WHAT TO DO: Transcribe the records below exactly as they appear.

PROVIDED RECORDS:
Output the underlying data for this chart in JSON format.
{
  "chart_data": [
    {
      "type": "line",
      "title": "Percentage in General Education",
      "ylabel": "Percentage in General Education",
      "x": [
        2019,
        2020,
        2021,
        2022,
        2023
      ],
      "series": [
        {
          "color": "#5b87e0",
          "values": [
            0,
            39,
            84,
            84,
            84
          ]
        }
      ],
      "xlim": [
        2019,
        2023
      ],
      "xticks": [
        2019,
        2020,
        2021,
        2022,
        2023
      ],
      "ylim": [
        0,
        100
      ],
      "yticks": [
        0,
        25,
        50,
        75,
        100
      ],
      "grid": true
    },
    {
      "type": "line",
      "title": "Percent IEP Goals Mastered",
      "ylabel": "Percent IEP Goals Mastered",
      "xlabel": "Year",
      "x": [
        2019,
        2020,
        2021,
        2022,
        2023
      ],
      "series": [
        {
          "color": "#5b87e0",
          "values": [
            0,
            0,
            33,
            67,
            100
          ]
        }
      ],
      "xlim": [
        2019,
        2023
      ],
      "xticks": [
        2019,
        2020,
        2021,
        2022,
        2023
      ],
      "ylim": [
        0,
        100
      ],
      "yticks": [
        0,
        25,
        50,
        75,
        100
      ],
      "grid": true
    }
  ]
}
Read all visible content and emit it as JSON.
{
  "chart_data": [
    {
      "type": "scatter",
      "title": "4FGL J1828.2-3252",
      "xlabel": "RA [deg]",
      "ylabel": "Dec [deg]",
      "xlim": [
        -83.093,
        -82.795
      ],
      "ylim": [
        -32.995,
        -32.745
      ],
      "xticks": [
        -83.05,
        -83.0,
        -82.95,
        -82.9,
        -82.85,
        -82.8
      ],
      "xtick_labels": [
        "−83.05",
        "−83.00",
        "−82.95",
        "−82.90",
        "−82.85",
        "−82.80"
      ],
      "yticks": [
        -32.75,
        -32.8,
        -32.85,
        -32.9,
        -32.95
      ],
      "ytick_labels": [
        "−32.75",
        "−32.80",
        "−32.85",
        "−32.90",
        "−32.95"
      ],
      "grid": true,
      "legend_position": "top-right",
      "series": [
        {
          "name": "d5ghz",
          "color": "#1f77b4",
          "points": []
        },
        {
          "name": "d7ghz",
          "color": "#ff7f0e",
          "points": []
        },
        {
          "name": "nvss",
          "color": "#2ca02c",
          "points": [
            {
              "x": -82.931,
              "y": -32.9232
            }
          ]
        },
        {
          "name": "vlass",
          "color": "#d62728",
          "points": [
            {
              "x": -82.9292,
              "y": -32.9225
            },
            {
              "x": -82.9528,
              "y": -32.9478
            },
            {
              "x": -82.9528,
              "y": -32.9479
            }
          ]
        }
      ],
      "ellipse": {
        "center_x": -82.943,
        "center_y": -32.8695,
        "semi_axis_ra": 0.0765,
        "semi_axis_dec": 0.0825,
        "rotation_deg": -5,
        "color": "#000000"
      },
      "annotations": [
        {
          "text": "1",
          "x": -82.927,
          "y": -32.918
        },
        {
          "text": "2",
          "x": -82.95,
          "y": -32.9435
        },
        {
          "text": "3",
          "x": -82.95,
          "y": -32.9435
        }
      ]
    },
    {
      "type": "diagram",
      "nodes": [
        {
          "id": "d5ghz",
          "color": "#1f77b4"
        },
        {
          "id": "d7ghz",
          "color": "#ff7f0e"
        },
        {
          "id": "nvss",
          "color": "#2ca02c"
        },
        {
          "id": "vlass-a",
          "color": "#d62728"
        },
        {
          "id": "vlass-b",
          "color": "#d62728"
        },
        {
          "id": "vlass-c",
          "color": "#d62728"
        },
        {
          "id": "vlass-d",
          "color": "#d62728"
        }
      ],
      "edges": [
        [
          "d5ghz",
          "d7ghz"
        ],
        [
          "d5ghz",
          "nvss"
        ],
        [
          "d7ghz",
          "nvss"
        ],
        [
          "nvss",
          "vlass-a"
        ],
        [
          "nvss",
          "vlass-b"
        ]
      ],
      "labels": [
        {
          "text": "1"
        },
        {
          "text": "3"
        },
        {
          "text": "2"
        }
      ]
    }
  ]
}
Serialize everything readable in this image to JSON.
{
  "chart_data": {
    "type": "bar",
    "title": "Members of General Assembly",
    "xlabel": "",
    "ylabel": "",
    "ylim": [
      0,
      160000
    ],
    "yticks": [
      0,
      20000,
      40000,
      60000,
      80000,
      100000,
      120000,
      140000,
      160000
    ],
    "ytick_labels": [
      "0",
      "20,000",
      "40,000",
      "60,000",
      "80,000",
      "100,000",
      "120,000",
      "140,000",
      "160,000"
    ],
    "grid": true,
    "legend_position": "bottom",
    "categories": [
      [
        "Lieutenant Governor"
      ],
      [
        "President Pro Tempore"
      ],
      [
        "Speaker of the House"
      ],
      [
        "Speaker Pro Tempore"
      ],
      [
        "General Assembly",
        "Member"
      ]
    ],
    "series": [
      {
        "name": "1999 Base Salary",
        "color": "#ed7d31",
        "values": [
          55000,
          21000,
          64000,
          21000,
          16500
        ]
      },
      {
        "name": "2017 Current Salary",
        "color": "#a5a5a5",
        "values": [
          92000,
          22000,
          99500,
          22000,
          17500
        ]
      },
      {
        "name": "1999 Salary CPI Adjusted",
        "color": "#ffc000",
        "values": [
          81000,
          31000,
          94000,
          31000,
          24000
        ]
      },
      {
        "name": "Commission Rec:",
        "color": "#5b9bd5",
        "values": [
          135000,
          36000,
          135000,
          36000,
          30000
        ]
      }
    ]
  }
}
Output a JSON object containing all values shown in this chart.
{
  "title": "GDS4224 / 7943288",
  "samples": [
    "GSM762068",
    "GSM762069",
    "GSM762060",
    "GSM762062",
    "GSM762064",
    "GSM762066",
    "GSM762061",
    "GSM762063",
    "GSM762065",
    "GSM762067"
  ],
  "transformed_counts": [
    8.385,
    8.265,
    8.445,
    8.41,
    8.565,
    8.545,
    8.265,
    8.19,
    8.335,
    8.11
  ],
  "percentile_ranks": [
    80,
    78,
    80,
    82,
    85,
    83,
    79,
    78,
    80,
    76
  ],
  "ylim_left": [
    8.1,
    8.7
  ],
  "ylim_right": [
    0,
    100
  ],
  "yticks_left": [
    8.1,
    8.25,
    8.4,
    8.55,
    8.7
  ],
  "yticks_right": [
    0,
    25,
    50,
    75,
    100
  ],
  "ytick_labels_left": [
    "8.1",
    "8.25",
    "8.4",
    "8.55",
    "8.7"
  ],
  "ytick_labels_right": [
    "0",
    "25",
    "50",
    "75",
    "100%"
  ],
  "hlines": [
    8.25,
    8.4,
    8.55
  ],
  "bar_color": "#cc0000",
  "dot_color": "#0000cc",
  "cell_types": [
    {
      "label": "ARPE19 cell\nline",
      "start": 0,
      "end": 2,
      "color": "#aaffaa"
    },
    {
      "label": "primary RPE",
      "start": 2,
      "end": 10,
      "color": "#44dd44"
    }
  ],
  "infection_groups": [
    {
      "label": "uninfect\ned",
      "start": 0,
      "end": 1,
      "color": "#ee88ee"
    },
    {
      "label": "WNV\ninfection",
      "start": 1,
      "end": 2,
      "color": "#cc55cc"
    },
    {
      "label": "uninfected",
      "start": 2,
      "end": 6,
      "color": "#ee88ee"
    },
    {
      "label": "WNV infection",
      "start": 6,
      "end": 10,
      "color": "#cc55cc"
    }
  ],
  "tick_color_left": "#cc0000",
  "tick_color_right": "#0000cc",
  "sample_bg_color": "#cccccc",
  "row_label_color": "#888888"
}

EXERCISE SOLUTION:
Output the underlying data for this chart in JSON format.
{
  "chart_data": [
    {
      "type": "line",
      "title": "Percentage in General Education",
      "ylabel": "Percentage in General Education",
      "x": [
        2019,
        2020,
        2021,
        2022,
        2023
      ],
      "series": [
        {
          "color": "#5b87e0",
          "values": [
            0,
            39,
            84,
            84,
            84
          ]
        }
      ],
      "xlim": [
        2019,
        2023
      ],
      "xticks": [
        2019,
        2020,
        2021,
        2022,
        2023
      ],
      "ylim": [
        0,
        100
      ],
      "yticks": [
        0,
        25,
        50,
        75,
        100
      ],
      "grid": true
    },
    {
      "type": "line",
      "title": "Percent IEP Goals Mastered",
      "ylabel": "Percent IEP Goals Mastered",
      "xlabel": "Year",
      "x": [
        2019,
        2020,
        2021,
        2022,
        2023
      ],
      "series": [
        {
          "color": "#5b87e0",
          "values": [
            0,
            0,
            33,
            67,
            100
          ]
        }
      ],
      "xlim": [
        2019,
        2023
      ],
      "xticks": [
        2019,
        2020,
        2021,
        2022,
        2023
      ],
      "ylim": [
        0,
        100
      ],
      "yticks": [
        0,
        25,
        50,
        75,
        100
      ],
      "grid": true
    }
  ]
}
Read all visible content and emit it as JSON.
{
  "chart_data": [
    {
      "type": "scatter",
      "title": "4FGL J1828.2-3252",
      "xlabel": "RA [deg]",
      "ylabel": "Dec [deg]",
      "xlim": [
        -83.093,
        -82.795
      ],
      "ylim": [
        -32.995,
        -32.745
      ],
      "xticks": [
        -83.05,
        -83.0,
        -82.95,
        -82.9,
        -82.85,
        -82.8
      ],
      "xtick_labels": [
        "−83.05",
        "−83.00",
        "−82.95",
        "−82.90",
        "−82.85",
        "−82.80"
      ],
      "yticks": [
        -32.75,
        -32.8,
        -32.85,
        -32.9,
        -32.95
      ],
      "ytick_labels": [
        "−32.75",
        "−32.80",
        "−32.85",
        "−32.90",
        "−32.95"
      ],
      "grid": true,
      "legend_position": "top-right",
      "series": [
        {
          "name": "d5ghz",
          "color": "#1f77b4",
          "points": []
        },
        {
          "name": "d7ghz",
          "color": "#ff7f0e",
          "points": []
        },
        {
          "name": "nvss",
          "color": "#2ca02c",
          "points": [
            {
              "x": -82.931,
              "y": -32.9232
            }
          ]
        },
        {
          "name": "vlass",
          "color": "#d62728",
          "points": [
            {
              "x": -82.9292,
              "y": -32.9225
            },
            {
              "x": -82.9528,
              "y": -32.9478
            },
            {
              "x": -82.9528,
              "y": -32.9479
            }
          ]
        }
      ],
      "ellipse": {
        "center_x": -82.943,
        "center_y": -32.8695,
        "semi_axis_ra": 0.0765,
        "semi_axis_dec": 0.0825,
        "rotation_deg": -5,
        "color": "#000000"
      },
      "annotations": [
        {
          "text": "1",
          "x": -82.927,
          "y": -32.918
        },
        {
          "text": "2",
          "x": -82.95,
          "y": -32.9435
        },
        {
          "text": "3",
          "x": -82.95,
          "y": -32.9435
        }
      ]
    },
    {
      "type": "diagram",
      "nodes": [
        {
          "id": "d5ghz",
          "color": "#1f77b4"
        },
        {
          "id": "d7ghz",
          "color": "#ff7f0e"
        },
        {
          "id": "nvss",
          "color": "#2ca02c"
        },
        {
          "id": "vlass-a",
          "color": "#d62728"
        },
        {
          "id": "vlass-b",
          "color": "#d62728"
        },
        {
          "id": "vlass-c",
          "color": "#d62728"
        },
        {
          "id": "vlass-d",
          "color": "#d62728"
        }
      ],
      "edges": [
        [
          "d5ghz",
          "d7ghz"
        ],
        [
          "d5ghz",
          "nvss"
        ],
        [
          "d7ghz",
          "nvss"
        ],
        [
          "nvss",
          "vlass-a"
        ],
        [
          "nvss",
          "vlass-b"
        ]
      ],
      "labels": [
        {
          "text": "1"
        },
        {
          "text": "3"
        },
        {
          "text": "2"
        }
      ]
    }
  ]
}
Serialize everything readable in this image to JSON.
{
  "chart_data": {
    "type": "bar",
    "title": "Members of General Assembly",
    "xlabel": "",
    "ylabel": "",
    "ylim": [
      0,
      160000
    ],
    "yticks": [
      0,
      20000,
      40000,
      60000,
      80000,
      100000,
      120000,
      140000,
      160000
    ],
    "ytick_labels": [
      "0",
      "20,000",
      "40,000",
      "60,000",
      "80,000",
      "100,000",
      "120,000",
      "140,000",
      "160,000"
    ],
    "grid": true,
    "legend_position": "bottom",
    "categories": [
      [
        "Lieutenant Governor"
      ],
      [
        "President Pro Tempore"
      ],
      [
        "Speaker of the House"
      ],
      [
        "Speaker Pro Tempore"
      ],
      [
        "General Assembly",
        "Member"
      ]
    ],
    "series": [
      {
        "name": "1999 Base Salary",
        "color": "#ed7d31",
        "values": [
          55000,
          21000,
          64000,
          21000,
          16500
        ]
      },
      {
        "name": "2017 Current Salary",
        "color": "#a5a5a5",
        "values": [
          92000,
          22000,
          99500,
          22000,
          17500
        ]
      },
      {
        "name": "1999 Salary CPI Adjusted",
        "color": "#ffc000",
        "values": [
          81000,
          31000,
          94000,
          31000,
          24000
        ]
      },
      {
        "name": "Commission Rec:",
        "color": "#5b9bd5",
        "values": [
          135000,
          36000,
          135000,
          36000,
          30000
        ]
      }
    ]
  }
}
Output a JSON object containing all values shown in this chart.
{
  "title": "GDS4224 / 7943288",
  "samples": [
    "GSM762068",
    "GSM762069",
    "GSM762060",
    "GSM762062",
    "GSM762064",
    "GSM762066",
    "GSM762061",
    "GSM762063",
    "GSM762065",
    "GSM762067"
  ],
  "transformed_counts": [
    8.385,
    8.265,
    8.445,
    8.41,
    8.565,
    8.545,
    8.265,
    8.19,
    8.335,
    8.11
  ],
  "percentile_ranks": [
    80,
    78,
    80,
    82,
    85,
    83,
    79,
    78,
    80,
    76
  ],
  "ylim_left": [
    8.1,
    8.7
  ],
  "ylim_right": [
    0,
    100
  ],
  "yticks_left": [
    8.1,
    8.25,
    8.4,
    8.55,
    8.7
  ],
  "yticks_right": [
    0,
    25,
    50,
    75,
    100
  ],
  "ytick_labels_left": [
    "8.1",
    "8.25",
    "8.4",
    "8.55",
    "8.7"
  ],
  "ytick_labels_right": [
    "0",
    "25",
    "50",
    "75",
    "100%"
  ],
  "hlines": [
    8.25,
    8.4,
    8.55
  ],
  "bar_color": "#cc0000",
  "dot_color": "#0000cc",
  "cell_types": [
    {
      "label": "ARPE19 cell\nline",
      "start": 0,
      "end": 2,
      "color": "#aaffaa"
    },
    {
      "label": "primary RPE",
      "start": 2,
      "end": 10,
      "color": "#44dd44"
    }
  ],
  "infection_groups": [
    {
      "label": "uninfect\ned",
      "start": 0,
      "end": 1,
      "color": "#ee88ee"
    },
    {
      "label": "WNV\ninfection",
      "start": 1,
      "end": 2,
      "color": "#cc55cc"
    },
    {
      "label": "uninfected",
      "start": 2,
      "end": 6,
      "color": "#ee88ee"
    },
    {
      "label": "WNV infection",
      "start": 6,
      "end": 10,
      "color": "#cc55cc"
    }
  ],
  "tick_color_left": "#cc0000",
  "tick_color_right": "#0000cc",
  "sample_bg_color": "#cccccc",
  "row_label_color": "#888888"
}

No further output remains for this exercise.